== Work instructions ==
Each line containing the word "very" needs to be copied.
- - - -
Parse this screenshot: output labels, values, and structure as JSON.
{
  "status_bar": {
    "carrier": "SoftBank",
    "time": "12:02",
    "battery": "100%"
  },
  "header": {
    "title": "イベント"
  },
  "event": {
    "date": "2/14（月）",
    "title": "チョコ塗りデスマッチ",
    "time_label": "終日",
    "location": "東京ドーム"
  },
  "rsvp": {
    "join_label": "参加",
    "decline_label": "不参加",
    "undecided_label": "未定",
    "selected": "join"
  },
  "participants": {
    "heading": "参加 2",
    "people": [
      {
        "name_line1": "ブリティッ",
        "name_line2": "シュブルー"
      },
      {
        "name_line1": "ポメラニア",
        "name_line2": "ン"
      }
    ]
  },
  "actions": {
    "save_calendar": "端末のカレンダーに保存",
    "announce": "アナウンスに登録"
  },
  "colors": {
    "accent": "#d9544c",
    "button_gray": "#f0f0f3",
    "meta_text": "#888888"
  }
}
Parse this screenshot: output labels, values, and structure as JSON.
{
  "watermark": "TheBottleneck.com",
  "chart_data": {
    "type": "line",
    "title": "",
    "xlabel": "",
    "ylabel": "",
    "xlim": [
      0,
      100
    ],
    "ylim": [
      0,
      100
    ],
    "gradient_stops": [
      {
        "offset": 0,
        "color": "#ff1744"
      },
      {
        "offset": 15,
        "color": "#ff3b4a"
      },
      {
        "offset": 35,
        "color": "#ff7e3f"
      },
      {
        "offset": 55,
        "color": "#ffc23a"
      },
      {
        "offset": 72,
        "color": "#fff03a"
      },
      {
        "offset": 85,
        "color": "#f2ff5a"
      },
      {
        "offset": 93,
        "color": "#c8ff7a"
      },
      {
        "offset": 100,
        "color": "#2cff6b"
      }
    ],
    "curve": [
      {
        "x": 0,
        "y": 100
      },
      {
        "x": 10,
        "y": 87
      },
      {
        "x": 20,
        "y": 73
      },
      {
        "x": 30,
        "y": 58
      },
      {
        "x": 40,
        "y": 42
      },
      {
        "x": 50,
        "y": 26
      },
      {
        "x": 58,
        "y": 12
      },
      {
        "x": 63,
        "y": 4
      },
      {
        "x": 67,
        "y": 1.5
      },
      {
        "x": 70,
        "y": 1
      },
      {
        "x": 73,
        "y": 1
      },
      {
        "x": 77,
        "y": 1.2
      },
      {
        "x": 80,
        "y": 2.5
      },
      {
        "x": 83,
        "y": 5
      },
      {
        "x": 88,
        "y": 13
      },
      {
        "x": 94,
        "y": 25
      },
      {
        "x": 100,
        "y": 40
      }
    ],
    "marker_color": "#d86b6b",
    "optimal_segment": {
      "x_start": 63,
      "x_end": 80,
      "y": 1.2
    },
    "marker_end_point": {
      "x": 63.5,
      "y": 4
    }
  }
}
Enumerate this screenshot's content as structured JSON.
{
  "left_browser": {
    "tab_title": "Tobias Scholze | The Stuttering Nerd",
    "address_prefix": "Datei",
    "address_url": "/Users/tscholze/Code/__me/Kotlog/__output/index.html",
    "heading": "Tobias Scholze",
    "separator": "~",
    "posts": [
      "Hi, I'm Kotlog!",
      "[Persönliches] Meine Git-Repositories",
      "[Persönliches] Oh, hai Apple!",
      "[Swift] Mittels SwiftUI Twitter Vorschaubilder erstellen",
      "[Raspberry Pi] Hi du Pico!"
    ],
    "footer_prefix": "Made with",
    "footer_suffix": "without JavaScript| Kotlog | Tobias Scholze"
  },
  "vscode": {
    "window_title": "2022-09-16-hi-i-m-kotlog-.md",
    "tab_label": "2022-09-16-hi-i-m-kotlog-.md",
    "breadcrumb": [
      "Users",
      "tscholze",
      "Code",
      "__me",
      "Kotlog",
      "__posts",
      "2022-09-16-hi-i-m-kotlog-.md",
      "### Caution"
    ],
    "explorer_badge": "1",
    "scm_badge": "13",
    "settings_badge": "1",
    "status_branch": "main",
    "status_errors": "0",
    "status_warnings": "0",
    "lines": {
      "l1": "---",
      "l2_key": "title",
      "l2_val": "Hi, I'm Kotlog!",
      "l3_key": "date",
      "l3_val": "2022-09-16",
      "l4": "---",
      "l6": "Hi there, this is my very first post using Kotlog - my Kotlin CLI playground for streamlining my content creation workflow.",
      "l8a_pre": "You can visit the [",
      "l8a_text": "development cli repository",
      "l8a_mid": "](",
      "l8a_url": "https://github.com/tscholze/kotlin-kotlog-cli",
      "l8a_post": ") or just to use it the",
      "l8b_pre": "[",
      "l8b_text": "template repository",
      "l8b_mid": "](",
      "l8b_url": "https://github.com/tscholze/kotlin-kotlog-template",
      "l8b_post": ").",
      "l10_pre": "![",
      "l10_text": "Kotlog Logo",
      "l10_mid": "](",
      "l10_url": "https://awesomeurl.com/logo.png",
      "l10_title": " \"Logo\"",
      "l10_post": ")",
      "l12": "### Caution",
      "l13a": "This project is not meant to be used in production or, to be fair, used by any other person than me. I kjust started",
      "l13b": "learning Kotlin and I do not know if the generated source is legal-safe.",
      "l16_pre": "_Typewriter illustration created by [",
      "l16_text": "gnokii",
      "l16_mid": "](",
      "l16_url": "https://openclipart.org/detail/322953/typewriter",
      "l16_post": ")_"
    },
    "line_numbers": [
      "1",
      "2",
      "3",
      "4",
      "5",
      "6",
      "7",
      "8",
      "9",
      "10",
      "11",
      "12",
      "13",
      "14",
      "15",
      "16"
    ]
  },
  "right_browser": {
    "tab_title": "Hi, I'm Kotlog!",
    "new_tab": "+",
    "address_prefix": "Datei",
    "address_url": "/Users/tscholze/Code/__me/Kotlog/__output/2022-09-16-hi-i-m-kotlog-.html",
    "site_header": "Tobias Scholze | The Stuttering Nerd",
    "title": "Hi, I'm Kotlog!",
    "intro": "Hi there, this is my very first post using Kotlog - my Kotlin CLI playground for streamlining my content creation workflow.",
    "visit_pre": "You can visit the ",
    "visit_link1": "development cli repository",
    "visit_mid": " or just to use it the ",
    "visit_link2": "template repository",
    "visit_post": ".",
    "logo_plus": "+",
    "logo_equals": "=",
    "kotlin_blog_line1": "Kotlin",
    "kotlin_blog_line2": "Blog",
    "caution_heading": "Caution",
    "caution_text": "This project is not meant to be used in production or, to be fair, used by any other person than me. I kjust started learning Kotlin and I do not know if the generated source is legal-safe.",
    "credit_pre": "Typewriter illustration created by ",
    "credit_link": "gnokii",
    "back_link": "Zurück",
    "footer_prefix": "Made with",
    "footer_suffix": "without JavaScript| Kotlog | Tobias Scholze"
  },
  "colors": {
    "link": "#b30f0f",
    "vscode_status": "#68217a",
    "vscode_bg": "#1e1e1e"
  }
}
- - - -
== Written response ==
      "l6": "Hi there, this is my very first post using Kotlog - my Kotlin CLI playground for streamlining my content creation workflow.",
    "intro": "Hi there, this is my very first post using Kotlog - my Kotlin CLI playground for streamlining my content creation workflow.",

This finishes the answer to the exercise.